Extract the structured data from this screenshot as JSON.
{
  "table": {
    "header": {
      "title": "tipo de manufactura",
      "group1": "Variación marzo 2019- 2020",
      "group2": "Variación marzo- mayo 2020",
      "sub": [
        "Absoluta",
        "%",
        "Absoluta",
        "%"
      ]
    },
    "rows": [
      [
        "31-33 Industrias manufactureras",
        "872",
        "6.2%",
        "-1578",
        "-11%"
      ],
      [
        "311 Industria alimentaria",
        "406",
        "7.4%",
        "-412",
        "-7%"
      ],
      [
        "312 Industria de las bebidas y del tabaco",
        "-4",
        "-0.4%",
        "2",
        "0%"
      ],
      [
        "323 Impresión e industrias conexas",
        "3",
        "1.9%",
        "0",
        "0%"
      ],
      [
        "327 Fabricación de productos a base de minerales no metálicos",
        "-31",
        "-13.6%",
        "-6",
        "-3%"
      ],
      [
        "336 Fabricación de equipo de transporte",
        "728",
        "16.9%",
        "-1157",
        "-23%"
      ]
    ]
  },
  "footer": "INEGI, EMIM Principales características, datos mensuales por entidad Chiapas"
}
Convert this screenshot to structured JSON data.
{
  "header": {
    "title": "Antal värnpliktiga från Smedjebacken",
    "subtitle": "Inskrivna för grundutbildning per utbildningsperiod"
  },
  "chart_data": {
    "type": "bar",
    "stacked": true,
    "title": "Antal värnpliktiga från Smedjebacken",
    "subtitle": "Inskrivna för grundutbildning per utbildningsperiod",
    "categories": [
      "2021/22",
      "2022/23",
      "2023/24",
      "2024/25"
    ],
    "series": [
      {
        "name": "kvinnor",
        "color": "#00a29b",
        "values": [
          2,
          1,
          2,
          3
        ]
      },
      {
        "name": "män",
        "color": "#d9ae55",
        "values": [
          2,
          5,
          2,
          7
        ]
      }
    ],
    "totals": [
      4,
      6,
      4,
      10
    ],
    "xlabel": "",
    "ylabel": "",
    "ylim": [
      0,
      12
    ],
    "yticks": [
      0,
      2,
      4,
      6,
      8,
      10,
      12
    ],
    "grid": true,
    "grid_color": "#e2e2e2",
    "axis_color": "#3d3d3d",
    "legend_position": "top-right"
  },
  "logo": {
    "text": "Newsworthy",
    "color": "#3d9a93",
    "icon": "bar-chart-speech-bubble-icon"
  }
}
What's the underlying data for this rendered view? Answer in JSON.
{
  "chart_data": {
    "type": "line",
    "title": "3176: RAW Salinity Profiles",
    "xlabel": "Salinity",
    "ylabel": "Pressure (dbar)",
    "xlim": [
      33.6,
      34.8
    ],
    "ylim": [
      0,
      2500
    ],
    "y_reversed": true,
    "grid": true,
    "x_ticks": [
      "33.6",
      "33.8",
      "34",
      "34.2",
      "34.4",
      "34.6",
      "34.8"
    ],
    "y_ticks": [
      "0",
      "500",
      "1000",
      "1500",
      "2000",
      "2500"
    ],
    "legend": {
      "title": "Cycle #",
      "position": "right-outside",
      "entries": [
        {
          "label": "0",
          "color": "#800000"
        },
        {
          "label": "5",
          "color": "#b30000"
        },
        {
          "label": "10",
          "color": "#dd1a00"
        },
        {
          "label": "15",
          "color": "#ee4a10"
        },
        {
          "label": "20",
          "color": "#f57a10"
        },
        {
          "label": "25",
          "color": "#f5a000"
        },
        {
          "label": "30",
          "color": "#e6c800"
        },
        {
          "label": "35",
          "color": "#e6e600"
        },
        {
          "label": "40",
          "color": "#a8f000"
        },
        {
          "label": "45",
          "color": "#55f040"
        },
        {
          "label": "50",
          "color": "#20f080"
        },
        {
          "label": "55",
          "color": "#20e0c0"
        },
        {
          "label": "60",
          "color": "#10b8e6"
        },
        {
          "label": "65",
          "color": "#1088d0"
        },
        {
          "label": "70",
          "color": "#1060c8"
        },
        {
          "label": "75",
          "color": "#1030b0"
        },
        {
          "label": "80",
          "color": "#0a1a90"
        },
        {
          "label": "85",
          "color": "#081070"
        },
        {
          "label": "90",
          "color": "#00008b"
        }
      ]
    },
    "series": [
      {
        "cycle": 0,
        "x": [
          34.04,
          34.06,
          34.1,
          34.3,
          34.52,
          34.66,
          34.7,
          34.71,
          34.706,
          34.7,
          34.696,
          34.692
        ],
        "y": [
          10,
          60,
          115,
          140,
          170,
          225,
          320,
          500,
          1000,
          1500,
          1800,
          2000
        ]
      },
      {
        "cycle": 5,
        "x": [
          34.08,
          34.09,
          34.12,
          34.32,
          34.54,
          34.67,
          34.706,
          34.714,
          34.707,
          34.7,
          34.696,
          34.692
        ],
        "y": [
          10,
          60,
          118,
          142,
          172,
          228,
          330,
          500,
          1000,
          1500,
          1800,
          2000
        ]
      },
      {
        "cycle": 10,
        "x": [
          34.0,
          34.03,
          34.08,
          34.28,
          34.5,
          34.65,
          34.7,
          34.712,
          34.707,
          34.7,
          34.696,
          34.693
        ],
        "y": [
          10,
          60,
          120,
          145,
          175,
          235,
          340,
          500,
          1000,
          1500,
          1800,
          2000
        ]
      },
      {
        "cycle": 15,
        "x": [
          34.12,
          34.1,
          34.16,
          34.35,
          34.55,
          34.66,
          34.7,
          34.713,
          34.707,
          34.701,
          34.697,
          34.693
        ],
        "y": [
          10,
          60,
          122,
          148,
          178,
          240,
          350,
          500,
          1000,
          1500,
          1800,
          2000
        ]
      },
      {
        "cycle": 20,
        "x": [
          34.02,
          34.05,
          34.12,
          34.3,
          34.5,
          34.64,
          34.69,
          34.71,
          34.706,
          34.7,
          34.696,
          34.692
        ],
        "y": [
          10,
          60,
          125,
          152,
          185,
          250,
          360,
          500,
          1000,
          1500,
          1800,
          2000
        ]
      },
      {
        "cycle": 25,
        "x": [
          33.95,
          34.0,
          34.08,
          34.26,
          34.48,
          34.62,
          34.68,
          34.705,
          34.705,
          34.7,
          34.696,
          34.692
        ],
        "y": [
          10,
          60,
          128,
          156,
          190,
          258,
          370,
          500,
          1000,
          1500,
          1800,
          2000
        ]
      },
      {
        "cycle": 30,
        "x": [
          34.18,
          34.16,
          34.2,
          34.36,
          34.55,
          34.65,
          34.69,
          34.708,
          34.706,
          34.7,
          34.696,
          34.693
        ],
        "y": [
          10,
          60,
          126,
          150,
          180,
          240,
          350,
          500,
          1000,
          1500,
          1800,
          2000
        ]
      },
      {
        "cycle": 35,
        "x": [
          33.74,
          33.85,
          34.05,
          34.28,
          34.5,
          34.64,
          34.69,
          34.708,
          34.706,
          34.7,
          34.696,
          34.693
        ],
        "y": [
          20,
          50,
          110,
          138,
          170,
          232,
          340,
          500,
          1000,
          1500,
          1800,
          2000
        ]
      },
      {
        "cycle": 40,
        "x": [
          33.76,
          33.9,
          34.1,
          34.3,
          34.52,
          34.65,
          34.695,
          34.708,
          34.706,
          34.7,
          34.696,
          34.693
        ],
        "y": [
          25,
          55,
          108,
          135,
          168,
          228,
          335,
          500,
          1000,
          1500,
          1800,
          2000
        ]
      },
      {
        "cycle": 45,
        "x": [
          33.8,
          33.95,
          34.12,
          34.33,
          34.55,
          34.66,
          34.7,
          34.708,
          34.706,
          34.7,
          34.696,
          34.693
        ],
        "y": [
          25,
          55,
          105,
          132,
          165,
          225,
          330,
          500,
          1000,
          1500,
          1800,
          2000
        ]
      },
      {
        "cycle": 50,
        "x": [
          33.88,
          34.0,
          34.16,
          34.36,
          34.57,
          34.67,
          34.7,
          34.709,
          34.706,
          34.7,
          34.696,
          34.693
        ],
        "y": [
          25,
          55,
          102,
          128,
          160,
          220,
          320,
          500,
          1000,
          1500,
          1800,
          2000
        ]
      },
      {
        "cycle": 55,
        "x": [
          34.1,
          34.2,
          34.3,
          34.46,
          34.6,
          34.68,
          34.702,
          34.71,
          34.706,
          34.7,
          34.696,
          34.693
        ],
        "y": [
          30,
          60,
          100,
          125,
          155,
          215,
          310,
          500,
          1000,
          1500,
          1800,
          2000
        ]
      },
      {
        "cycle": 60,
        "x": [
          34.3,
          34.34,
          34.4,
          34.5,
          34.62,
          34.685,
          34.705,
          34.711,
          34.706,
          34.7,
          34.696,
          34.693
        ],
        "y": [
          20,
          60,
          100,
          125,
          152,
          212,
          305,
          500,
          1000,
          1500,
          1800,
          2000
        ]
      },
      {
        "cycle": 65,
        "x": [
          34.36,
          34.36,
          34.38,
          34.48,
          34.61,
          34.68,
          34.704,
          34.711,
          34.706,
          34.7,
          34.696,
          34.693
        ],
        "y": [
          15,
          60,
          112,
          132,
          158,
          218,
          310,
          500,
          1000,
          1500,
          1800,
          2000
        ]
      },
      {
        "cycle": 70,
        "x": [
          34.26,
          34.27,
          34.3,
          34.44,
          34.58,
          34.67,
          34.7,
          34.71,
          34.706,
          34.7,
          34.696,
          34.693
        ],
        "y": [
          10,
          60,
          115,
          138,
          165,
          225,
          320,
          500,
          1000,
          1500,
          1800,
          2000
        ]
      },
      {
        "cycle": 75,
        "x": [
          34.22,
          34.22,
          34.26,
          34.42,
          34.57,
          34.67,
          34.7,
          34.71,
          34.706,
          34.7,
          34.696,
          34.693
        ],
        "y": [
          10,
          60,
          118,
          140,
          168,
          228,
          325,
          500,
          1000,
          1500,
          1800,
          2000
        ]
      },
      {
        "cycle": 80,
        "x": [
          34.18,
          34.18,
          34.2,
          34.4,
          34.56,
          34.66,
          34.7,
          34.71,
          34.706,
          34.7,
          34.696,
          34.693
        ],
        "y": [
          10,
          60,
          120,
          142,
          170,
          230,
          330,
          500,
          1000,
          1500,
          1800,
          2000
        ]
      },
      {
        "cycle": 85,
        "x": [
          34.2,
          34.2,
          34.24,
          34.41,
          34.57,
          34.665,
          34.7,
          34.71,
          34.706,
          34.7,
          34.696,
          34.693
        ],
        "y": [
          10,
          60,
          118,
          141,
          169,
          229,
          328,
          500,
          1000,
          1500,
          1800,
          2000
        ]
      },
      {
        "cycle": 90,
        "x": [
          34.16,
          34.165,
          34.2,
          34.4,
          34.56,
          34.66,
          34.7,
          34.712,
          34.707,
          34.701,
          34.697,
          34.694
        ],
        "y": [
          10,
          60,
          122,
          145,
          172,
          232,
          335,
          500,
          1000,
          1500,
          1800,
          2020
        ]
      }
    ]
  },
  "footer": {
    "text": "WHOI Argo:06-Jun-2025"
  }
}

- - -

STATED GOAL:
Your answer should be a single number: the count of lines containing the word "right".

COMPLETED EXERCISE:
2